- _Task inputs_
--------------------------------

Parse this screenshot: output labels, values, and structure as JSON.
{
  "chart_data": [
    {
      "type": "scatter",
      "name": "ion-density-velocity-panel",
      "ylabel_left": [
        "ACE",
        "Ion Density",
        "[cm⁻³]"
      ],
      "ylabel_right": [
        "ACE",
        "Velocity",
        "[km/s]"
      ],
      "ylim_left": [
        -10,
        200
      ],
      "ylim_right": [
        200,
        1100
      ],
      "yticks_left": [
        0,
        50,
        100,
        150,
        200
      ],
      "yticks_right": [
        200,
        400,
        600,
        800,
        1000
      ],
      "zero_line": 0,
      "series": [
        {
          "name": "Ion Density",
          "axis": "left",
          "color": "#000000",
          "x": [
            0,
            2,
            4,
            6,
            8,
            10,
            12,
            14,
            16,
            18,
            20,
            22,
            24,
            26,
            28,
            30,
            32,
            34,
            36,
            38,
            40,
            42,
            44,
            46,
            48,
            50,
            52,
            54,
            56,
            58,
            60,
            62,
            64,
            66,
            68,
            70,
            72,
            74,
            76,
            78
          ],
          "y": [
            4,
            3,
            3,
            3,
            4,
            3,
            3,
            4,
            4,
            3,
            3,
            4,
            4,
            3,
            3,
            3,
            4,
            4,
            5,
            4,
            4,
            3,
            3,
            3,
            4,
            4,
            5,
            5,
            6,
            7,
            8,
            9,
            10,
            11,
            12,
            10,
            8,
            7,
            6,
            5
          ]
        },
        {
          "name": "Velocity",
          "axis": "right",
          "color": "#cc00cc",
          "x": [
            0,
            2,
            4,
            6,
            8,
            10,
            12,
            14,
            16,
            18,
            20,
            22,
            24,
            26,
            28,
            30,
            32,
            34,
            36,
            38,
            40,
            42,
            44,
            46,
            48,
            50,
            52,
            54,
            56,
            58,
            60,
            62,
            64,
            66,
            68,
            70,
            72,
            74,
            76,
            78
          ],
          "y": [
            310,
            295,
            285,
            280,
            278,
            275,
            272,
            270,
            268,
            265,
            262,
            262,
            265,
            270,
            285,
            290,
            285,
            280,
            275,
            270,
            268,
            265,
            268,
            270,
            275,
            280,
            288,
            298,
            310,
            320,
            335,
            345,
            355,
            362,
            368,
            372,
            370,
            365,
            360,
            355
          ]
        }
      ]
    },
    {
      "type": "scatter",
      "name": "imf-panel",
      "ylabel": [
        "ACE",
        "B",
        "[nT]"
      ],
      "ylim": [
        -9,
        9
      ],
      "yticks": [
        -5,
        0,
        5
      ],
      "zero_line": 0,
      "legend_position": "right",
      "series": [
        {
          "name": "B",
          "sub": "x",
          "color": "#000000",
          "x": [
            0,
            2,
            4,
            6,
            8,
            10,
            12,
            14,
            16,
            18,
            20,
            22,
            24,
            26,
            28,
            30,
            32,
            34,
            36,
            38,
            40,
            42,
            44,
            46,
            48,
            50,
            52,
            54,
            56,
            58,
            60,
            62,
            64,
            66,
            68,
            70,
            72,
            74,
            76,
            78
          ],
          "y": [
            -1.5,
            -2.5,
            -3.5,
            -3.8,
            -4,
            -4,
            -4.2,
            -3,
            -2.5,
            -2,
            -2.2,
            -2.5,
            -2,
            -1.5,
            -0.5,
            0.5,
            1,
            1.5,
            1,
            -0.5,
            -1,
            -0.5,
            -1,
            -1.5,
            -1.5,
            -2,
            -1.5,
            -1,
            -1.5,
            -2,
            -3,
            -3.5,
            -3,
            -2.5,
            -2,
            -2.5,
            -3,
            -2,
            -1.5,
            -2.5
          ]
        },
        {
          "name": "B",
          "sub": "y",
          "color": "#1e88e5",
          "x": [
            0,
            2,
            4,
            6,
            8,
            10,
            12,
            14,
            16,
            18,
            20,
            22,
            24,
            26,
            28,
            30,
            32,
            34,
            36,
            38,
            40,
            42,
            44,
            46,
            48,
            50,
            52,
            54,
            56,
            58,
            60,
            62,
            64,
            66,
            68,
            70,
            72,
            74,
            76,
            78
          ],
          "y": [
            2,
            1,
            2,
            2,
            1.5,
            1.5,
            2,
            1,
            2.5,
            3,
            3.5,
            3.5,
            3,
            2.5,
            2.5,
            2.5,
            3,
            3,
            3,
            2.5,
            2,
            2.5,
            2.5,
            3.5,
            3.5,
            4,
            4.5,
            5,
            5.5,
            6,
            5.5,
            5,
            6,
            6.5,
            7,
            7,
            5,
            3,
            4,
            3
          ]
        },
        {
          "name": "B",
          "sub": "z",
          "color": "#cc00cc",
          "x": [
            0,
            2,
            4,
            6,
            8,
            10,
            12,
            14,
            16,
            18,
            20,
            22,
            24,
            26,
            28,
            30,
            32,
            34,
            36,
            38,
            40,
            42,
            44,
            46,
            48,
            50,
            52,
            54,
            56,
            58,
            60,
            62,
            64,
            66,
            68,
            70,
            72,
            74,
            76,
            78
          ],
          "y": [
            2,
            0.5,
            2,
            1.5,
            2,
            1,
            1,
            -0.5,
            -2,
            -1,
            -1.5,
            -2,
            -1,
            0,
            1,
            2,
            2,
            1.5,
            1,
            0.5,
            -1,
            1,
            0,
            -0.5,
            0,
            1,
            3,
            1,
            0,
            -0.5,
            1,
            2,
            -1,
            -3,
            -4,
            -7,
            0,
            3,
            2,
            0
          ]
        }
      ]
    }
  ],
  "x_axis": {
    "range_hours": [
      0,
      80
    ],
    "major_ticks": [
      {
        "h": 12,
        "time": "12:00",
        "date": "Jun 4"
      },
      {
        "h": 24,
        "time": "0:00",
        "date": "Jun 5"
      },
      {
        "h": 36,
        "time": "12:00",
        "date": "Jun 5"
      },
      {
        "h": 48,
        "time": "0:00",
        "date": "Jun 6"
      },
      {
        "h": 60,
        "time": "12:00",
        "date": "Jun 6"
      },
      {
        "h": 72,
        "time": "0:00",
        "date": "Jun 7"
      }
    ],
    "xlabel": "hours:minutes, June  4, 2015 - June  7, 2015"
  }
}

--------------------------------

Write out every line of the data that holds the word "name".

- _Written response_
      "name": "ion-density-velocity-panel",
          "name": "Ion Density",
          "name": "Velocity",
      "name": "imf-panel",
          "name": "B",
          "name": "B",
          "name": "B",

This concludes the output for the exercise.